What to do: Which lines below hold the word "Count"? Copy all of them.

(Figure record extracts)
——————
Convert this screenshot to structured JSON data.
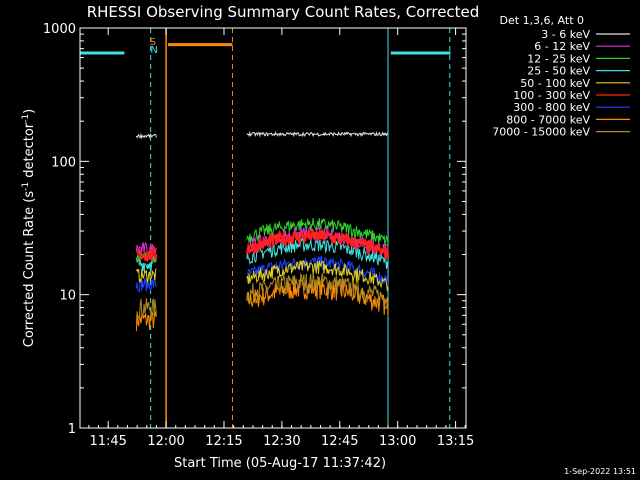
{
  "chart_data": {
    "type": "line",
    "title": "RHESSI Observing Summary Count Rates, Corrected",
    "xlabel": "Start Time (05-Aug-17 11:37:42)",
    "ylabel_main": "Corrected Count Rate (s",
    "ylabel_sup1": "-1",
    "ylabel_mid": " detector",
    "ylabel_sup2": "-1",
    "ylabel_end": ")",
    "x_unit": "minutes after 11:37:42",
    "xlim": [
      0,
      100
    ],
    "ylim": [
      1,
      1000
    ],
    "yscale": "log",
    "xticks": [
      {
        "label": "11:45",
        "value": 7.3
      },
      {
        "label": "12:00",
        "value": 22.3
      },
      {
        "label": "12:15",
        "value": 37.3
      },
      {
        "label": "12:30",
        "value": 52.3
      },
      {
        "label": "12:45",
        "value": 67.3
      },
      {
        "label": "13:00",
        "value": 82.3
      },
      {
        "label": "13:15",
        "value": 97.3
      }
    ],
    "yticks": [
      {
        "label": "1",
        "value": 1
      },
      {
        "label": "10",
        "value": 10
      },
      {
        "label": "100",
        "value": 100
      },
      {
        "label": "1000",
        "value": 1000
      }
    ],
    "legend": {
      "placement": "right",
      "header": "Det 1,3,6, Att 0"
    },
    "segments": [
      [
        14.6,
        19.8
      ],
      [
        43.2,
        79.8
      ]
    ],
    "series": [
      {
        "name": "3 - 6 keV",
        "color": "#e0e0e0",
        "values": [
          155,
          160
        ]
      },
      {
        "name": "6 - 12 keV",
        "color": "#e030e0",
        "values": [
          22,
          23
        ]
      },
      {
        "name": "12 - 25 keV",
        "color": "#30d030",
        "values": [
          19,
          27
        ]
      },
      {
        "name": "25 - 50 keV",
        "color": "#40e0e0",
        "values": [
          17,
          19
        ]
      },
      {
        "name": "50 - 100 keV",
        "color": "#e0d020",
        "values": [
          14,
          13
        ]
      },
      {
        "name": "100 - 300 keV",
        "color": "#ff2020",
        "values": [
          20,
          22
        ]
      },
      {
        "name": "300 - 800 keV",
        "color": "#2040ff",
        "values": [
          12,
          14
        ]
      },
      {
        "name": "800 - 7000 keV",
        "color": "#ff8c00",
        "values": [
          6.5,
          9
        ]
      },
      {
        "name": "7000 - 15000 keV",
        "color": "#b08a20",
        "values": [
          8,
          10
        ]
      }
    ],
    "annotations": [
      {
        "name": "saa-level",
        "color": "#40e0e0",
        "x": [
          0,
          11.5
        ],
        "y": 650
      },
      {
        "name": "saa-level",
        "color": "#40e0e0",
        "x": [
          80.5,
          96
        ],
        "y": 650
      },
      {
        "name": "flare-level",
        "color": "#ff8c00",
        "x": [
          22.8,
          39.5
        ],
        "y": 750
      }
    ],
    "markers": [
      {
        "label": "S",
        "color": "#ff8c00",
        "x": 19.6
      },
      {
        "label": "N",
        "color": "#40e0e0",
        "x": 19.8
      }
    ],
    "vlines_solid_cyan": [
      0,
      79.8
    ],
    "vlines_dash_cyan": [
      18.3,
      95.8
    ],
    "vlines_solid_orange": [
      22.3
    ],
    "vlines_dash_orange": [
      39.5
    ],
    "timestamp": "1-Sep-2022 13:51"
  }
}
——————
Expected output:
    "title": "RHESSI Observing Summary Count Rates, Corrected",
    "ylabel_main": "Corrected Count Rate (s",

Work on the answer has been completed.